→ GIVEN PROBLEM: Look through the material below. Copy each line that contains the string "models".

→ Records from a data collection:
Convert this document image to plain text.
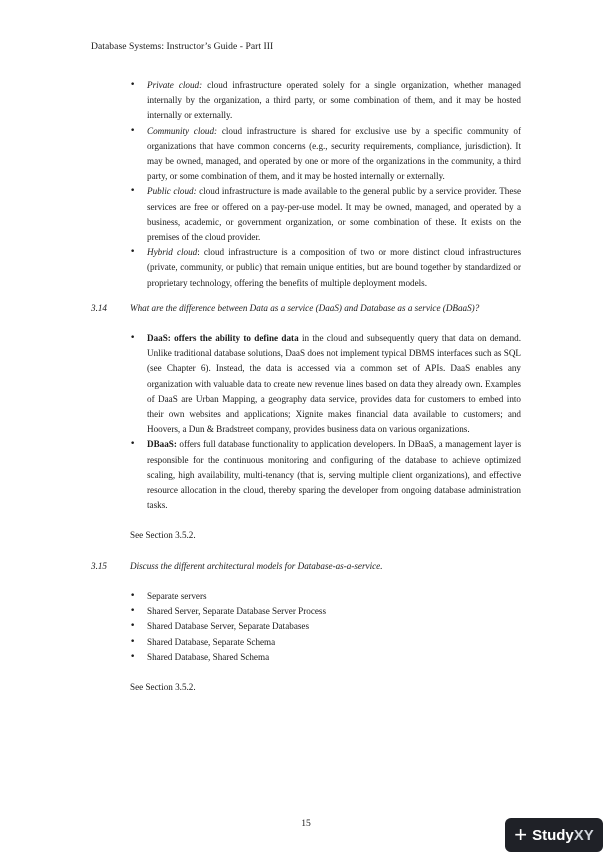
Database Systems: Instructor’s Guide - Part III
• Private cloud: cloud infrastructure operated solely for a single organization, whether managed internally by the organization, a third party, or some combination of them, and it may be hosted internally or externally.
• Community cloud: cloud infrastructure is shared for exclusive use by a specific community of organizations that have common concerns (e.g., security requirements, compliance, jurisdiction). It may be owned, managed, and operated by one or more of the organizations in the community, a third party, or some combination of them, and it may be hosted internally or externally.
• Public cloud: cloud infrastructure is made available to the general public by a service provider. These services are free or offered on a pay-per-use model. It may be owned, managed, and operated by a business, academic, or government organization, or some combination of these. It exists on the premises of the cloud provider.
• Hybrid cloud: cloud infrastructure is a composition of two or more distinct cloud infrastructures (private, community, or public) that remain unique entities, but are bound together by standardized or proprietary technology, offering the benefits of multiple deployment models.
3.14	What are the difference between Data as a service (DaaS) and Database as a service (DBaaS)?
• DaaS: offers the ability to define data in the cloud and subsequently query that data on demand. Unlike traditional database solutions, DaaS does not implement typical DBMS interfaces such as SQL (see Chapter 6). Instead, the data is accessed via a common set of APIs. DaaS enables any organization with valuable data to create new revenue lines based on data they already own. Examples of DaaS are Urban Mapping, a geography data service, provides data for customers to embed into their own websites and applications; Xignite makes financial data available to customers; and Hoovers, a Dun & Bradstreet company, provides business data on various organizations.
• DBaaS: offers full database functionality to application developers. In DBaaS, a management layer is responsible for the continuous monitoring and configuring of the database to achieve optimized scaling, high availability, multi-tenancy (that is, serving multiple client organizations), and effective resource allocation in the cloud, thereby sparing the developer from ongoing database administration tasks.
See Section 3.5.2.
3.15	Discuss the different architectural models for Database-as-a-service.
• Separate servers
• Shared Server, Separate Database Server Process
• Shared Database Server, Separate Databases
• Shared Database, Separate Schema
• Shared Database, Shared Schema
See Section 3.5.2.
15	+ Study XY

→ WRITTEN SOLUTION:
• Hybrid cloud: cloud infrastructure is a composition of two or more distinct cloud infrastructures (private, community, or public) that remain unique entities, but are bound together by standardized or proprietary technology, offering the benefits of multiple deployment models.
3.15	Discuss the different architectural models for Database-as-a-service.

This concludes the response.